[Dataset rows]
===============
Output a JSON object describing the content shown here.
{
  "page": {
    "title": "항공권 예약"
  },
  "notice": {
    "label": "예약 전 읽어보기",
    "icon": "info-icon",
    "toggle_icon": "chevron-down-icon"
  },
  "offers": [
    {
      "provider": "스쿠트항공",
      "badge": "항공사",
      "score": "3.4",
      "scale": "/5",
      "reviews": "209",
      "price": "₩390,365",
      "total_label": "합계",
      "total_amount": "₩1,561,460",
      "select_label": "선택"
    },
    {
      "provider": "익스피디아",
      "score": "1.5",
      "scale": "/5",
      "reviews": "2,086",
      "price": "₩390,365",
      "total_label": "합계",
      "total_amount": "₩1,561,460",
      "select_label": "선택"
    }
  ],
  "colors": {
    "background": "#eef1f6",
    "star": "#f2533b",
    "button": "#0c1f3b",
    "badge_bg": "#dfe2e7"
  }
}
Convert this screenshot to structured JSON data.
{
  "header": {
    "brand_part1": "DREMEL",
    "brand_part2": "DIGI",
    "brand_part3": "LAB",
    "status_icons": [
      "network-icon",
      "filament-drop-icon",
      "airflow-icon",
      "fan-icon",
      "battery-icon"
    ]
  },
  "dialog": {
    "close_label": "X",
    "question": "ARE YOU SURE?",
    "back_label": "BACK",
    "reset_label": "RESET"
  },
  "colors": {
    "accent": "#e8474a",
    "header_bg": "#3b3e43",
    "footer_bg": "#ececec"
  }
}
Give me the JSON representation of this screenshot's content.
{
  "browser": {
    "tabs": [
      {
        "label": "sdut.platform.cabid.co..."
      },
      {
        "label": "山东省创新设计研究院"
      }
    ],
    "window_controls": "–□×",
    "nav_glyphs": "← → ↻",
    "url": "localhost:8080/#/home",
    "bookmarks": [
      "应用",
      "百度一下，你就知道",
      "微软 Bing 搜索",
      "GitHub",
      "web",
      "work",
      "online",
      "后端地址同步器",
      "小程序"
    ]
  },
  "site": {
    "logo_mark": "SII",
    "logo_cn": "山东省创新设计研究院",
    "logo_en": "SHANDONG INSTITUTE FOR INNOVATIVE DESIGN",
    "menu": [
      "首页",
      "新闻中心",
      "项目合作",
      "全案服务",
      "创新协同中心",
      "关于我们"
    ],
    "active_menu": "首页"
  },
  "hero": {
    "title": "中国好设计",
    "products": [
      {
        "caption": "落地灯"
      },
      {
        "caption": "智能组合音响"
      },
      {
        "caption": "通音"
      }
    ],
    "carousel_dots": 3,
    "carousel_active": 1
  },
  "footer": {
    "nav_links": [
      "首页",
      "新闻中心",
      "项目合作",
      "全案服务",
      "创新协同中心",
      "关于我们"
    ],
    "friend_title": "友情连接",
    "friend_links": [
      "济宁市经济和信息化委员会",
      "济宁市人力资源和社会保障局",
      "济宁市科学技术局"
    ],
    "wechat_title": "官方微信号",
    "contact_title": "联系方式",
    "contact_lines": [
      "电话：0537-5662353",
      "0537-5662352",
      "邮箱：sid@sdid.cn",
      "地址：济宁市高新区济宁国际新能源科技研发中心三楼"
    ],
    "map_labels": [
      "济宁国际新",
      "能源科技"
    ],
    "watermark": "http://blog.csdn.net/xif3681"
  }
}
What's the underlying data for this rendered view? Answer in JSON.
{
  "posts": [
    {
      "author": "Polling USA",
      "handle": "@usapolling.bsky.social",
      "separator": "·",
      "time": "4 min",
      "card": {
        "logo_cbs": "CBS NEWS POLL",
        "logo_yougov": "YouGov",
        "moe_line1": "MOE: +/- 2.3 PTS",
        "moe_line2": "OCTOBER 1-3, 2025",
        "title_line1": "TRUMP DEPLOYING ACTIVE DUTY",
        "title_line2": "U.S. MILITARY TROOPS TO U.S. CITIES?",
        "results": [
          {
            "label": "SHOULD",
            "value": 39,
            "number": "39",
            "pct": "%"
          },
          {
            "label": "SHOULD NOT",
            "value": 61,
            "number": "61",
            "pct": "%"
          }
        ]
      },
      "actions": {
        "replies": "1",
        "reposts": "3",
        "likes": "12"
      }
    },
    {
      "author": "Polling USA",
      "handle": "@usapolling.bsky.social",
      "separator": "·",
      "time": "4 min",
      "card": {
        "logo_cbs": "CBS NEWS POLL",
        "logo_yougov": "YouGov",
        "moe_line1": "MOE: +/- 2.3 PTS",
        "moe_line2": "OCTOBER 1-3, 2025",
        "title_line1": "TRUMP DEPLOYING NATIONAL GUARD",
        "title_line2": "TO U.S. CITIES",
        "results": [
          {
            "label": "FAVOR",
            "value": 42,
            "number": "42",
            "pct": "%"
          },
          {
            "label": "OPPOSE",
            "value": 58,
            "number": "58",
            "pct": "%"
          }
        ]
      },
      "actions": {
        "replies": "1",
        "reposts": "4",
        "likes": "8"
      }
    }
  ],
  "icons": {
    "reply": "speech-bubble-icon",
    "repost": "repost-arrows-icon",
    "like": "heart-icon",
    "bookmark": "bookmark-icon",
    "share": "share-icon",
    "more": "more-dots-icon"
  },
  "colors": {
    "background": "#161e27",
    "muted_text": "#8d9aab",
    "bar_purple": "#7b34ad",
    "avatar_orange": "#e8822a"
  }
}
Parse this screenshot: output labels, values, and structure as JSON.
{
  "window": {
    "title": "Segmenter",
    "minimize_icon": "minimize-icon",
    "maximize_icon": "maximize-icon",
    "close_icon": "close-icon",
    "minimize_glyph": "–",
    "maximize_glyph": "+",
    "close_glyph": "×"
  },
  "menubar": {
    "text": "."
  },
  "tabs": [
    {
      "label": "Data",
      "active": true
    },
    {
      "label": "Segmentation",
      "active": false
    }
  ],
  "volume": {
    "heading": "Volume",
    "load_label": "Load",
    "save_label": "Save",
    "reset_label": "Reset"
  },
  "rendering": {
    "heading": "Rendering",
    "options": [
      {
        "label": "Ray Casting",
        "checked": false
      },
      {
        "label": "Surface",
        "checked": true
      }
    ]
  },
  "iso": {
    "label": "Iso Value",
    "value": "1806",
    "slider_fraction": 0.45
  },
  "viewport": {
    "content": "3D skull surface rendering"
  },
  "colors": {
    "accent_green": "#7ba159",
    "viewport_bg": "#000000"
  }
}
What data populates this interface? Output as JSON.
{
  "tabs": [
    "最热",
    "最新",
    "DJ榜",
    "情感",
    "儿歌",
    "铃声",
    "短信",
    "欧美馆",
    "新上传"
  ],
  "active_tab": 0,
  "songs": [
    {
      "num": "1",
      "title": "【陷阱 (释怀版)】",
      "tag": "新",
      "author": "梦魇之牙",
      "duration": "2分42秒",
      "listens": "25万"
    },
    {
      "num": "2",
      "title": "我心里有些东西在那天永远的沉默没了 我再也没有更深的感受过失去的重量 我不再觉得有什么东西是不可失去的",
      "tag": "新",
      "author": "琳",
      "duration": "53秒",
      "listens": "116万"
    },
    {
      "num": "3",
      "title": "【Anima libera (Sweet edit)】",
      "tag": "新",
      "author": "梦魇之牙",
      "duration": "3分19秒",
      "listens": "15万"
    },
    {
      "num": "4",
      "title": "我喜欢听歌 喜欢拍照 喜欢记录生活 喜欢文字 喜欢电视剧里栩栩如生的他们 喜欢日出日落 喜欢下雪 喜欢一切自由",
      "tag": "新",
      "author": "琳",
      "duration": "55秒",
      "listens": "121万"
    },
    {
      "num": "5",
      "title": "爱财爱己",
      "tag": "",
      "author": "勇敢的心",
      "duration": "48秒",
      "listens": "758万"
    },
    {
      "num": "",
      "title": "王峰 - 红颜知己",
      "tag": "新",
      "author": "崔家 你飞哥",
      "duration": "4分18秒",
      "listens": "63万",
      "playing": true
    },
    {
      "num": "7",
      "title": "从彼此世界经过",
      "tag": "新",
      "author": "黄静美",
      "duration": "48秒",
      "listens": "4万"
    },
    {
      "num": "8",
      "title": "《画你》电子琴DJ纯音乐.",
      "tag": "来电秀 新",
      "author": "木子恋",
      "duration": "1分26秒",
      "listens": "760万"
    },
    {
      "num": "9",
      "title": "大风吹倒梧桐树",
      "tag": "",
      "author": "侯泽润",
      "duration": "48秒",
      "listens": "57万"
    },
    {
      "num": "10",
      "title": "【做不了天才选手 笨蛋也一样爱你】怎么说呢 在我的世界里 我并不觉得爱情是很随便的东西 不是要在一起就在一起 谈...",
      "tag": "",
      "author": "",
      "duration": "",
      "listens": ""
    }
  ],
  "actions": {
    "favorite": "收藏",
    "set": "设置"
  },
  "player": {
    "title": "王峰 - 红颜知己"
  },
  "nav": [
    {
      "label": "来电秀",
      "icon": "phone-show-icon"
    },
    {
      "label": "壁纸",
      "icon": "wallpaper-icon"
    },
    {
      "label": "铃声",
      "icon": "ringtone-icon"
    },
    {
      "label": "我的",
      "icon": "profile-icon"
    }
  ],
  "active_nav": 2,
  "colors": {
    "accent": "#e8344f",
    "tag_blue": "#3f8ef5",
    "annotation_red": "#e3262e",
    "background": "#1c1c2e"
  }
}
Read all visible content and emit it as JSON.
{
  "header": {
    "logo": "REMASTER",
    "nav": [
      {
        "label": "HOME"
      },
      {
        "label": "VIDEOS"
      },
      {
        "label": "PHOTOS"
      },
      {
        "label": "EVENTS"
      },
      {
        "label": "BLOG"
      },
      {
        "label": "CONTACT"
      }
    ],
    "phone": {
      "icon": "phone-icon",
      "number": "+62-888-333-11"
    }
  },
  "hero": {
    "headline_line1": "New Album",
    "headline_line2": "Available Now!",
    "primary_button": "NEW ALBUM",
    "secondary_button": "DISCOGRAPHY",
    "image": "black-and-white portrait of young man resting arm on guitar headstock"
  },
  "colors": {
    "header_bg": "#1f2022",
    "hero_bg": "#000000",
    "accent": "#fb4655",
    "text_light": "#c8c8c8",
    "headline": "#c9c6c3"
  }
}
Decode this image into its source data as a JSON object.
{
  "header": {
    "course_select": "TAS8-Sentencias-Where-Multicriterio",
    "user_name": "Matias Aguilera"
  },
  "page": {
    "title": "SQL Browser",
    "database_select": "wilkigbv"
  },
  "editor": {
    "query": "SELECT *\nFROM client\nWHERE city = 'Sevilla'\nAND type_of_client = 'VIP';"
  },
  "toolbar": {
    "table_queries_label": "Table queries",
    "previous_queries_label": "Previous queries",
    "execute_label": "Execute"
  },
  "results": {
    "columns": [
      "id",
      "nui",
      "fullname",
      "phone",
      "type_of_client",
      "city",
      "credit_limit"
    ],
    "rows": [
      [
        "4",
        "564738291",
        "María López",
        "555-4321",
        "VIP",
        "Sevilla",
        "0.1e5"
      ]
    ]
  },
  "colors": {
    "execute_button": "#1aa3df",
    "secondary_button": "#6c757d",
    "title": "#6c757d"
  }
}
===============
** EXERCISE **
Search the entries for the string "content" and collect each line that has it.

** EXERCISE SOLUTION **
Output a JSON object describing the content shown here.
Give me the JSON representation of this screenshot's content.
    "content": "3D skull surface rendering"
Read all visible content and emit it as JSON.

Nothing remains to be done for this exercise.